**Information provided:**
— start —
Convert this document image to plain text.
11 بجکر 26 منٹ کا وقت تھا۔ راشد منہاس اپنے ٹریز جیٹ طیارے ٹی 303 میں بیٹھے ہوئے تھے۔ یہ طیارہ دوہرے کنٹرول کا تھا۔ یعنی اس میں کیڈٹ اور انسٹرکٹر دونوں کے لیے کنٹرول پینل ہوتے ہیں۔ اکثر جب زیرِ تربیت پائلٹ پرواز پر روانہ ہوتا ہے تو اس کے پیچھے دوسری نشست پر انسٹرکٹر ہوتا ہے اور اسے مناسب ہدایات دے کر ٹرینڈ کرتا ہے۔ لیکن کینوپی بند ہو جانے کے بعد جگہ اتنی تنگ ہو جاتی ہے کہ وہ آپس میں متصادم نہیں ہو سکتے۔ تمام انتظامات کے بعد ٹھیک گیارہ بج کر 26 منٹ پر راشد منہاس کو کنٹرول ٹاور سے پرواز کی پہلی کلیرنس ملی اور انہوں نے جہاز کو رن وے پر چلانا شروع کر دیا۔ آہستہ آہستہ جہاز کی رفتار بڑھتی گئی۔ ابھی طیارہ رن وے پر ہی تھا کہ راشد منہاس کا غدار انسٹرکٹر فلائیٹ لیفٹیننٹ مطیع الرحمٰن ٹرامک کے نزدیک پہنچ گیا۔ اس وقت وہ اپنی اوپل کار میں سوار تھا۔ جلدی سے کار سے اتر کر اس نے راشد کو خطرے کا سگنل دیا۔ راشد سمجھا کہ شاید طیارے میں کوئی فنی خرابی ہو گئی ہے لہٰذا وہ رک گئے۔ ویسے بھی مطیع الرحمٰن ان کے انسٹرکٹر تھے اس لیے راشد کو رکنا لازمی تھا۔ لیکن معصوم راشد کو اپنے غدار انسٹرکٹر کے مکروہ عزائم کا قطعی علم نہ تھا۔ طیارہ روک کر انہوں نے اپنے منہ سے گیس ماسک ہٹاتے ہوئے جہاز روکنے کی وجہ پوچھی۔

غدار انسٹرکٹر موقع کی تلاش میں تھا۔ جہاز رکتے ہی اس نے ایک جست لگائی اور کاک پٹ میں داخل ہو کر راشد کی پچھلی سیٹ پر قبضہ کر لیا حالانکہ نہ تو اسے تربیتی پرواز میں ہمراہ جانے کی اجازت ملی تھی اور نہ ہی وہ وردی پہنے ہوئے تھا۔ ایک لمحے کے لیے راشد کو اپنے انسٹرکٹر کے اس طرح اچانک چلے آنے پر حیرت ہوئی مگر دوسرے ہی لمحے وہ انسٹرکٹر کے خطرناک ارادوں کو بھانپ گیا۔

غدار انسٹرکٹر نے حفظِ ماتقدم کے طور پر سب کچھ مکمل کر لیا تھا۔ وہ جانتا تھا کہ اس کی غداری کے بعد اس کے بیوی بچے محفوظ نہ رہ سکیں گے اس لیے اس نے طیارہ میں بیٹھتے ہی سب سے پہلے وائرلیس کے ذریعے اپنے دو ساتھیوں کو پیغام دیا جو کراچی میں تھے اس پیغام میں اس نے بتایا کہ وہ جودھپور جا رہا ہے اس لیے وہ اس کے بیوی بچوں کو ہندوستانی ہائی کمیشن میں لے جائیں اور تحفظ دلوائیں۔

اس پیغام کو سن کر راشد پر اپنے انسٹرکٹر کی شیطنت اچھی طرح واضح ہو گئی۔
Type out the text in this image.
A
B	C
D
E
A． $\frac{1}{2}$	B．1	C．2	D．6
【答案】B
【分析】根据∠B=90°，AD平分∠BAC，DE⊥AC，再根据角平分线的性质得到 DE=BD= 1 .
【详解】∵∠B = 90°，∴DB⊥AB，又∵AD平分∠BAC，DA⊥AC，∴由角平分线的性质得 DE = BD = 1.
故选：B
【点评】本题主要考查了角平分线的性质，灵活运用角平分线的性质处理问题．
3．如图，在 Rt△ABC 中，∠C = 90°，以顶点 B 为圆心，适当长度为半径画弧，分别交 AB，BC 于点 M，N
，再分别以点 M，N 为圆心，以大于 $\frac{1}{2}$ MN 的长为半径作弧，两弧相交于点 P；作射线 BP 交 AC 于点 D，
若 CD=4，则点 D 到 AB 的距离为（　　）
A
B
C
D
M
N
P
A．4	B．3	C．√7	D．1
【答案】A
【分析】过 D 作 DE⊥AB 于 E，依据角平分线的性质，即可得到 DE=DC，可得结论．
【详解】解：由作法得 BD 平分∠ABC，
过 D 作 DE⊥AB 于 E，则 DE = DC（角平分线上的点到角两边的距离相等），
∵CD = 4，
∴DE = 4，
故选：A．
— end —
**Required work:**
Write out every record, exactly as written.

**Completed task:**
Convert this document image to plain text.
11 بجکر 26 منٹ کا وقت تھا۔ راشد منہاس اپنے ٹریز جیٹ طیارے ٹی 303 میں بیٹھے ہوئے تھے۔ یہ طیارہ دوہرے کنٹرول کا تھا۔ یعنی اس میں کیڈٹ اور انسٹرکٹر دونوں کے لیے کنٹرول پینل ہوتے ہیں۔ اکثر جب زیرِ تربیت پائلٹ پرواز پر روانہ ہوتا ہے تو اس کے پیچھے دوسری نشست پر انسٹرکٹر ہوتا ہے اور اسے مناسب ہدایات دے کر ٹرینڈ کرتا ہے۔ لیکن کینوپی بند ہو جانے کے بعد جگہ اتنی تنگ ہو جاتی ہے کہ وہ آپس میں متصادم نہیں ہو سکتے۔ تمام انتظامات کے بعد ٹھیک گیارہ بج کر 26 منٹ پر راشد منہاس کو کنٹرول ٹاور سے پرواز کی پہلی کلیرنس ملی اور انہوں نے جہاز کو رن وے پر چلانا شروع کر دیا۔ آہستہ آہستہ جہاز کی رفتار بڑھتی گئی۔ ابھی طیارہ رن وے پر ہی تھا کہ راشد منہاس کا غدار انسٹرکٹر فلائیٹ لیفٹیننٹ مطیع الرحمٰن ٹرامک کے نزدیک پہنچ گیا۔ اس وقت وہ اپنی اوپل کار میں سوار تھا۔ جلدی سے کار سے اتر کر اس نے راشد کو خطرے کا سگنل دیا۔ راشد سمجھا کہ شاید طیارے میں کوئی فنی خرابی ہو گئی ہے لہٰذا وہ رک گئے۔ ویسے بھی مطیع الرحمٰن ان کے انسٹرکٹر تھے اس لیے راشد کو رکنا لازمی تھا۔ لیکن معصوم راشد کو اپنے غدار انسٹرکٹر کے مکروہ عزائم کا قطعی علم نہ تھا۔ طیارہ روک کر انہوں نے اپنے منہ سے گیس ماسک ہٹاتے ہوئے جہاز روکنے کی وجہ پوچھی۔

غدار انسٹرکٹر موقع کی تلاش میں تھا۔ جہاز رکتے ہی اس نے ایک جست لگائی اور کاک پٹ میں داخل ہو کر راشد کی پچھلی سیٹ پر قبضہ کر لیا حالانکہ نہ تو اسے تربیتی پرواز میں ہمراہ جانے کی اجازت ملی تھی اور نہ ہی وہ وردی پہنے ہوئے تھا۔ ایک لمحے کے لیے راشد کو اپنے انسٹرکٹر کے اس طرح اچانک چلے آنے پر حیرت ہوئی مگر دوسرے ہی لمحے وہ انسٹرکٹر کے خطرناک ارادوں کو بھانپ گیا۔

غدار انسٹرکٹر نے حفظِ ماتقدم کے طور پر سب کچھ مکمل کر لیا تھا۔ وہ جانتا تھا کہ اس کی غداری کے بعد اس کے بیوی بچے محفوظ نہ رہ سکیں گے اس لیے اس نے طیارہ میں بیٹھتے ہی سب سے پہلے وائرلیس کے ذریعے اپنے دو ساتھیوں کو پیغام دیا جو کراچی میں تھے اس پیغام میں اس نے بتایا کہ وہ جودھپور جا رہا ہے اس لیے وہ اس کے بیوی بچوں کو ہندوستانی ہائی کمیشن میں لے جائیں اور تحفظ دلوائیں۔

اس پیغام کو سن کر راشد پر اپنے انسٹرکٹر کی شیطنت اچھی طرح واضح ہو گئی۔
Type out the text in this image.
A
B	C
D
E
A． $\frac{1}{2}$	B．1	C．2	D．6
【答案】B
【分析】根据∠B=90°，AD平分∠BAC，DE⊥AC，再根据角平分线的性质得到 DE=BD= 1 .
【详解】∵∠B = 90°，∴DB⊥AB，又∵AD平分∠BAC，DA⊥AC，∴由角平分线的性质得 DE = BD = 1.
故选：B
【点评】本题主要考查了角平分线的性质，灵活运用角平分线的性质处理问题．
3．如图，在 Rt△ABC 中，∠C = 90°，以顶点 B 为圆心，适当长度为半径画弧，分别交 AB，BC 于点 M，N
，再分别以点 M，N 为圆心，以大于 $\frac{1}{2}$ MN 的长为半径作弧，两弧相交于点 P；作射线 BP 交 AC 于点 D，
若 CD=4，则点 D 到 AB 的距离为（　　）
A
B
C
D
M
N
P
A．4	B．3	C．√7	D．1
【答案】A
【分析】过 D 作 DE⊥AB 于 E，依据角平分线的性质，即可得到 DE=DC，可得结论．
【详解】解：由作法得 BD 平分∠ABC，
过 D 作 DE⊥AB 于 E，则 DE = DC（角平分线上的点到角两边的距离相等），
∵CD = 4，
∴DE = 4，
故选：A．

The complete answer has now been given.